Exercise description: For every line in the records that has the word "POLONIEX", make a copy.

Supplied entries:
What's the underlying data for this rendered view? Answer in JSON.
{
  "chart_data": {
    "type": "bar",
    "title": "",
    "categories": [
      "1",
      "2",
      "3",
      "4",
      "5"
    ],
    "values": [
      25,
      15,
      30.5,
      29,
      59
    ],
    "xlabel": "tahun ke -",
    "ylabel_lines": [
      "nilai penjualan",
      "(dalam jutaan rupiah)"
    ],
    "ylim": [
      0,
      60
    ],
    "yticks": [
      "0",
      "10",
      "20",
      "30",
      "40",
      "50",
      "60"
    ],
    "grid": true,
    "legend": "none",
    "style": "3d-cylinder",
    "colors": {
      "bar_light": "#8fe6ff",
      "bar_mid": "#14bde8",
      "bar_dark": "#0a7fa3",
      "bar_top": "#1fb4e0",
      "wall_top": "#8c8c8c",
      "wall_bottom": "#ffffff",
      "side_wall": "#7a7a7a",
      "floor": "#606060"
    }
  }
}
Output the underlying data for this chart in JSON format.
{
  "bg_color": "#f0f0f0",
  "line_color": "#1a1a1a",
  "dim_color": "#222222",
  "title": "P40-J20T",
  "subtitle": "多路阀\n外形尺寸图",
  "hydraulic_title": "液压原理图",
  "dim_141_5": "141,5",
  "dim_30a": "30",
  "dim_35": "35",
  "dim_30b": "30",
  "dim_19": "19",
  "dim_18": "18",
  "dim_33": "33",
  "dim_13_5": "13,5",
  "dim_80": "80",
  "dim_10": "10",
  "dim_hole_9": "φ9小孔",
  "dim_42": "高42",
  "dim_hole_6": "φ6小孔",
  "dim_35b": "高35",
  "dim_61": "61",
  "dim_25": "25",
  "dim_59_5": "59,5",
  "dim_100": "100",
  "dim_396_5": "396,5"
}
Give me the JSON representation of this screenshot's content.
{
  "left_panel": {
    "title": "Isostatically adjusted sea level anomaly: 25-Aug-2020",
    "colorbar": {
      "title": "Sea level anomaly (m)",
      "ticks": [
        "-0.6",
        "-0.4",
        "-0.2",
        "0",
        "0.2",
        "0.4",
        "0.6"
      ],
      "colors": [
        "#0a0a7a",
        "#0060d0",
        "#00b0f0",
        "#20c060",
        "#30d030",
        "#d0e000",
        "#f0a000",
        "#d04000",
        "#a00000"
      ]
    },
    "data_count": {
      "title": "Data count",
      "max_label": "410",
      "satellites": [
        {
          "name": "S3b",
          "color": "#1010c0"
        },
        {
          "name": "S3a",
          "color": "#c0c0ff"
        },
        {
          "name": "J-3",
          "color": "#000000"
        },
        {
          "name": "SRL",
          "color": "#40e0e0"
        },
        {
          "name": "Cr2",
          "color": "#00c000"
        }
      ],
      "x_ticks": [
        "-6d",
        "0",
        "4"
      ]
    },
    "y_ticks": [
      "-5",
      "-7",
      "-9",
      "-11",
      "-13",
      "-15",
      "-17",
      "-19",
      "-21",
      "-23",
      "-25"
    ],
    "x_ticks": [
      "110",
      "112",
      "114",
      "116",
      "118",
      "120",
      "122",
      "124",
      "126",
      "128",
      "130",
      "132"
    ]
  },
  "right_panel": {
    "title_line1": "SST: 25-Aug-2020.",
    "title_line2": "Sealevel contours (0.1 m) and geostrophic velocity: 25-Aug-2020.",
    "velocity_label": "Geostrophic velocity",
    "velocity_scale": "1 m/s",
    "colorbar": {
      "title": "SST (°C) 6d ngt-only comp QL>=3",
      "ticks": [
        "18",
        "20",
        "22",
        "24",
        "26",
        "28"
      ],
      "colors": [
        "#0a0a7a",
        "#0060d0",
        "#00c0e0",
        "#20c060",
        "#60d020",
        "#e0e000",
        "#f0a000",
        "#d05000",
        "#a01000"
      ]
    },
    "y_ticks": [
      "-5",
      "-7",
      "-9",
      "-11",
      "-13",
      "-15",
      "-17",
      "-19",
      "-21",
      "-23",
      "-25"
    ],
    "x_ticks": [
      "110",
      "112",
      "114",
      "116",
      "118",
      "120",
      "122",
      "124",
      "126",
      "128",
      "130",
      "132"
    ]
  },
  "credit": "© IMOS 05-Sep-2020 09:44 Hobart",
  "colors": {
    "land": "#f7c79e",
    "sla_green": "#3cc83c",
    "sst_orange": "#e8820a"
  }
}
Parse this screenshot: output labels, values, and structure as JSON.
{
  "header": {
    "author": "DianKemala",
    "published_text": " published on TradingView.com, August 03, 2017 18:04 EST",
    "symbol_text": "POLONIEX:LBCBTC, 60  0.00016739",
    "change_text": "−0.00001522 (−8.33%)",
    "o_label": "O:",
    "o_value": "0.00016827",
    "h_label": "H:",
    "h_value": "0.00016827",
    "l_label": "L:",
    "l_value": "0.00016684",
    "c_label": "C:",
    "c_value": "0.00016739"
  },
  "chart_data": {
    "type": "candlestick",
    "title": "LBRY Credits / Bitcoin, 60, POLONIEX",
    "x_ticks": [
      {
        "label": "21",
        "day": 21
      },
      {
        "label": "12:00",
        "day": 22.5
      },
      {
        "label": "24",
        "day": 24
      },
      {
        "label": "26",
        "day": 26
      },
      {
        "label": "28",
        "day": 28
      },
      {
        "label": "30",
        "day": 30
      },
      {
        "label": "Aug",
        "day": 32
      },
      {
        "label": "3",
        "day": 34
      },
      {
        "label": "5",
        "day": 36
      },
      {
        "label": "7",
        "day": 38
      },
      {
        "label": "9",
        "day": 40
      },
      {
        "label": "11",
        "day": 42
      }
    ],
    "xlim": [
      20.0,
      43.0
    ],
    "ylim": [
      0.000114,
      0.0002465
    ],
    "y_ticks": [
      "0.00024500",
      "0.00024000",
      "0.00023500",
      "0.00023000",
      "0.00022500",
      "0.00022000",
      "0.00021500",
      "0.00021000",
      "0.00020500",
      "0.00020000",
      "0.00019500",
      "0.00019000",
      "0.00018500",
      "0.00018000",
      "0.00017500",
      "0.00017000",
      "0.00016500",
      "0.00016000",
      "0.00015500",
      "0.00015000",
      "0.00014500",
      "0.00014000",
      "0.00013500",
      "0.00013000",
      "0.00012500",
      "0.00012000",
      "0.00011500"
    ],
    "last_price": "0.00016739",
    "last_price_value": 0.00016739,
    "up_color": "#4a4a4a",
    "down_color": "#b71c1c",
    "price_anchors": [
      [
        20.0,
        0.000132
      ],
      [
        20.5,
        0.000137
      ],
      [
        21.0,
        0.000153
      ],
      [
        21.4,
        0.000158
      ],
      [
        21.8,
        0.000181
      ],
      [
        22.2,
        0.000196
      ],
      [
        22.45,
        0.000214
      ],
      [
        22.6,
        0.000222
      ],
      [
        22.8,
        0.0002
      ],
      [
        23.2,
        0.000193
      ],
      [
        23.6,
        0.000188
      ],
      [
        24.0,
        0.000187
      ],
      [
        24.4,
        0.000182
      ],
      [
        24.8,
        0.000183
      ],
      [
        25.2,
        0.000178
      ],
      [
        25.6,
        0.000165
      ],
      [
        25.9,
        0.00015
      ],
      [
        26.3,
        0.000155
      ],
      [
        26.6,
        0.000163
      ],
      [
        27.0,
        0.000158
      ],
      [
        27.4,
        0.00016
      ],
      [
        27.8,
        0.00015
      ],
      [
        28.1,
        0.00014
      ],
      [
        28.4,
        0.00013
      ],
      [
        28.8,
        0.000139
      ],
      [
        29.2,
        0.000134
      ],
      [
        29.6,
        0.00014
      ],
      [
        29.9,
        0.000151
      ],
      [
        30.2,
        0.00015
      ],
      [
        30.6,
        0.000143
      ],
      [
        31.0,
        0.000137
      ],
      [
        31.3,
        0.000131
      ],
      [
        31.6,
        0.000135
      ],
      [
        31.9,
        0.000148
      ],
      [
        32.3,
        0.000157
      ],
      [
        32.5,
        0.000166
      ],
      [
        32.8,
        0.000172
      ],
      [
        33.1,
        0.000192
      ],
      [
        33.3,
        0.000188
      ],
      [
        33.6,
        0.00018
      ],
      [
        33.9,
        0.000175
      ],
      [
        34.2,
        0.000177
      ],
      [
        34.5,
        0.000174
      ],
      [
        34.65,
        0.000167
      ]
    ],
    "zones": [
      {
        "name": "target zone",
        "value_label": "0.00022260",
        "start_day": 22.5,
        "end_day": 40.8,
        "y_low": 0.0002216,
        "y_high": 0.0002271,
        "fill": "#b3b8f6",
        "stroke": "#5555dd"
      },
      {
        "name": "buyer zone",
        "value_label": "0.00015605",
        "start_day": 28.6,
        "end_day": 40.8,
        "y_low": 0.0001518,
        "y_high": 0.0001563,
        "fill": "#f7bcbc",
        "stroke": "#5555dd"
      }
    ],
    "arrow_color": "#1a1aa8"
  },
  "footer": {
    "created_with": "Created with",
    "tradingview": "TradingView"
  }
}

Full solution:
    "symbol_text": "POLONIEX:LBCBTC, 60  0.00016739",
    "title": "LBRY Credits / Bitcoin, 60, POLONIEX",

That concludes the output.